• **What the exercise asks**
Copy out each line of the material in which the word "computer" appears.
______________________________
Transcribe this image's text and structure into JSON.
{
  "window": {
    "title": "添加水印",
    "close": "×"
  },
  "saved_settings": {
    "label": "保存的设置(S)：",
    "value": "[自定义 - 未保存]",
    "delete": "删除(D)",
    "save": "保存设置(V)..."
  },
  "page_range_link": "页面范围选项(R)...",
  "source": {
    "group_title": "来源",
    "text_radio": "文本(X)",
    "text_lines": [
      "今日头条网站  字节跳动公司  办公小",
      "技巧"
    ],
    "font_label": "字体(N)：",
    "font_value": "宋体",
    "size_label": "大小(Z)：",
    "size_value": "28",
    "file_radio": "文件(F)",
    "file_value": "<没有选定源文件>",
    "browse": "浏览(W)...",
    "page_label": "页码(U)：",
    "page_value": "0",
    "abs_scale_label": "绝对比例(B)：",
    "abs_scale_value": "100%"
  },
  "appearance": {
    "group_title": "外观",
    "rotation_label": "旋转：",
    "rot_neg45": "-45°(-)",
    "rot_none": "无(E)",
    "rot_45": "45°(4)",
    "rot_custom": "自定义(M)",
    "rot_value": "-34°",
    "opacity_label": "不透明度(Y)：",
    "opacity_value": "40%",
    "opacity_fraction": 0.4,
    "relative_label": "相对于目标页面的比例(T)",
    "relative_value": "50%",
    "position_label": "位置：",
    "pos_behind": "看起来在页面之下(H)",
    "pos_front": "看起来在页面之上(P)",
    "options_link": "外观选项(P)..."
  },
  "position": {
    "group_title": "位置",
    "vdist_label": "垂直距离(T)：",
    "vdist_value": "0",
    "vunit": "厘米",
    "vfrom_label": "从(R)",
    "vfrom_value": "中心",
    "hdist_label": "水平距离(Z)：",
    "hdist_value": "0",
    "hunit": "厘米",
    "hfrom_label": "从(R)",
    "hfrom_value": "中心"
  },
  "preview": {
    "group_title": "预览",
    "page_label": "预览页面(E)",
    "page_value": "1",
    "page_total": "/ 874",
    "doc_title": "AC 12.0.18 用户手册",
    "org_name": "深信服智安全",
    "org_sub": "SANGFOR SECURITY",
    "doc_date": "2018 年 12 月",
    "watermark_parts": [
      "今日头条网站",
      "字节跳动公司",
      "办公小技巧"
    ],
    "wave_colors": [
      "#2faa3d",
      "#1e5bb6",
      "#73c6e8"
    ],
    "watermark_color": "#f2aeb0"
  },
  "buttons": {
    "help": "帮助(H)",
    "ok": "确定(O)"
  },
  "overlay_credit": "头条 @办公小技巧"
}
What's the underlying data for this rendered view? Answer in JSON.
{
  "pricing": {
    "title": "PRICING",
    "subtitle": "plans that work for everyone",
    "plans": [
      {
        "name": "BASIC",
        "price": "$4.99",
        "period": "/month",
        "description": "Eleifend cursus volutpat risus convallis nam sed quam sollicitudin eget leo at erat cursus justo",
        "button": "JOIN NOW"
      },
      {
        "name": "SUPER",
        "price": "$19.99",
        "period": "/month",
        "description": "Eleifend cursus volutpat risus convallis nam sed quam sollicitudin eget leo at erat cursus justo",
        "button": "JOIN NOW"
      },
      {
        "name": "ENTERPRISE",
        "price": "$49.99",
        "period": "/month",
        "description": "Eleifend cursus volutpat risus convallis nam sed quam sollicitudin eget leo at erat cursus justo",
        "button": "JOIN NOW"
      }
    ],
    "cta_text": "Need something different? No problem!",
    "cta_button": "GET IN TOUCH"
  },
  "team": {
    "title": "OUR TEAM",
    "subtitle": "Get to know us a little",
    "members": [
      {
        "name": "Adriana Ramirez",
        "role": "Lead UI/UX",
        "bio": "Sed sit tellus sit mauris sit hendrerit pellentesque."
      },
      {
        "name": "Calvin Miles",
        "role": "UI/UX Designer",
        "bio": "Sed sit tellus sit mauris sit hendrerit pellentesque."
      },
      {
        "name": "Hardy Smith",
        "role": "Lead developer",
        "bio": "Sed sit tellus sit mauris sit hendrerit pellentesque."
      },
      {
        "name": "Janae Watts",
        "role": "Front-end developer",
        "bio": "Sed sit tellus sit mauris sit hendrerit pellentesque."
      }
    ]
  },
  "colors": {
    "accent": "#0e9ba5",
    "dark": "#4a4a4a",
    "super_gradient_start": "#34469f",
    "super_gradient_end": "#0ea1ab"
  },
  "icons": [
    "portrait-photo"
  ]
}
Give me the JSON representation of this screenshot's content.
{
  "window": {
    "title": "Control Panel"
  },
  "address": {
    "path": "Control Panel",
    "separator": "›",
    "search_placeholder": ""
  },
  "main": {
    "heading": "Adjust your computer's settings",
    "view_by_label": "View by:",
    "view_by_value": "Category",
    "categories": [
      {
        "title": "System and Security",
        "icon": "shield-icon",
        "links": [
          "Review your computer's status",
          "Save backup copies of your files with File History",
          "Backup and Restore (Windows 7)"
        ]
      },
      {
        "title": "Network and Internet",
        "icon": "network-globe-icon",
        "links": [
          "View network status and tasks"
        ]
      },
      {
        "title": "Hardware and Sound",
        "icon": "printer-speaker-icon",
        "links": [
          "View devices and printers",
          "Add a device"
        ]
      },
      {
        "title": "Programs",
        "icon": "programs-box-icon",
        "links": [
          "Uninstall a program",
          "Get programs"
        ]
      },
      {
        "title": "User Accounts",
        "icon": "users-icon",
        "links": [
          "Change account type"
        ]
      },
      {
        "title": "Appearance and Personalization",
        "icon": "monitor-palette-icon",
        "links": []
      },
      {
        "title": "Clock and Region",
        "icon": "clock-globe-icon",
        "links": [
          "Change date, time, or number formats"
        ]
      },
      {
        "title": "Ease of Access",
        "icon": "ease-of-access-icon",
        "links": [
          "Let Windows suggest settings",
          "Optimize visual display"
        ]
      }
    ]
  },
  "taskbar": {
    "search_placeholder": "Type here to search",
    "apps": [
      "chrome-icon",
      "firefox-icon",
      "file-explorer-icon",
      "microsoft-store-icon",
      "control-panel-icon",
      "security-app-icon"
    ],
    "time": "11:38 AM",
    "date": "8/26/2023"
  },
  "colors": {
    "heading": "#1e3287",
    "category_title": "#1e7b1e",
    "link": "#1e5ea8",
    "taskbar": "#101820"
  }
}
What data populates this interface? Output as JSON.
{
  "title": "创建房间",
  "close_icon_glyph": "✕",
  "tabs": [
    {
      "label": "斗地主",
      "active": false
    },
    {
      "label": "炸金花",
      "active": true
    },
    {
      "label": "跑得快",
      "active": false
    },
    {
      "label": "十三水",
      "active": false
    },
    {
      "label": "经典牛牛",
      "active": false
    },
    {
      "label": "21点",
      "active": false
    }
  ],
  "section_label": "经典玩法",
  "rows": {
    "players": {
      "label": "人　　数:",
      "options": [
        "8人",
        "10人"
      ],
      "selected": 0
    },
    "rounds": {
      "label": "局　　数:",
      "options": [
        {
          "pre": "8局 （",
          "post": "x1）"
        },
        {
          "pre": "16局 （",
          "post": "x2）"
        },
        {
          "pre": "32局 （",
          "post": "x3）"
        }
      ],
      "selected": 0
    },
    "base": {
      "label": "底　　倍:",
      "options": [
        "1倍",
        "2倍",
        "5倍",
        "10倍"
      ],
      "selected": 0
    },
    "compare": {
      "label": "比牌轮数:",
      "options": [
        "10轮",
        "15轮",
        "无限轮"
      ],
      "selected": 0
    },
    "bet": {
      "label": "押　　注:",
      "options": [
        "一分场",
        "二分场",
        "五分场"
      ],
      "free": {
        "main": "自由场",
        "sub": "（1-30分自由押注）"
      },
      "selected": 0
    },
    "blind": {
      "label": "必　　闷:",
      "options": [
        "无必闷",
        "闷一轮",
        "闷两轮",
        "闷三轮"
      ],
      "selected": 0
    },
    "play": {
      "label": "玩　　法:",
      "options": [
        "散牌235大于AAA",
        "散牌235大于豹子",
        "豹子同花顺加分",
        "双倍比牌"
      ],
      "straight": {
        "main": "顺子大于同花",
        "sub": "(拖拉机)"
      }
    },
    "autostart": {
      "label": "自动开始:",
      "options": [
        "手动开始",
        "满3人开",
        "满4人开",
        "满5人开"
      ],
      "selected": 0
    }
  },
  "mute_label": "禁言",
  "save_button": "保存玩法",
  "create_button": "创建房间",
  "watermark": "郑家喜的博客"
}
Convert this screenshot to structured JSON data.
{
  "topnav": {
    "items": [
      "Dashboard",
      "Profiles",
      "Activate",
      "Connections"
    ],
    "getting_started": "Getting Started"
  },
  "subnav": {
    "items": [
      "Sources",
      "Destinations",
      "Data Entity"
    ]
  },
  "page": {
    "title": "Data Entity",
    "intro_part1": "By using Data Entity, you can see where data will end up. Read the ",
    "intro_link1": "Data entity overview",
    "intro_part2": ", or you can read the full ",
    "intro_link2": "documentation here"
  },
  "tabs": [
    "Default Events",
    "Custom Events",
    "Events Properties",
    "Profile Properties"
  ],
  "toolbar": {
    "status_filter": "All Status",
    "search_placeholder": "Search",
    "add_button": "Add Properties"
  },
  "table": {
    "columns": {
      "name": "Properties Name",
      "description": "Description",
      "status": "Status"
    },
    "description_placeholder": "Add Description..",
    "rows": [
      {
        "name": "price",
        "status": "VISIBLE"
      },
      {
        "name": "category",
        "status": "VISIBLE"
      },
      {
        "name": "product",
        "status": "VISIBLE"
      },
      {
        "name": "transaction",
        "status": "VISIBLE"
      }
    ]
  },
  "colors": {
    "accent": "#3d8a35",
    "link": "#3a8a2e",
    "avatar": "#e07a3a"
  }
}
______________________________
• **Worked answer**
    "heading": "Adjust your computer's settings",
          "Review your computer's status",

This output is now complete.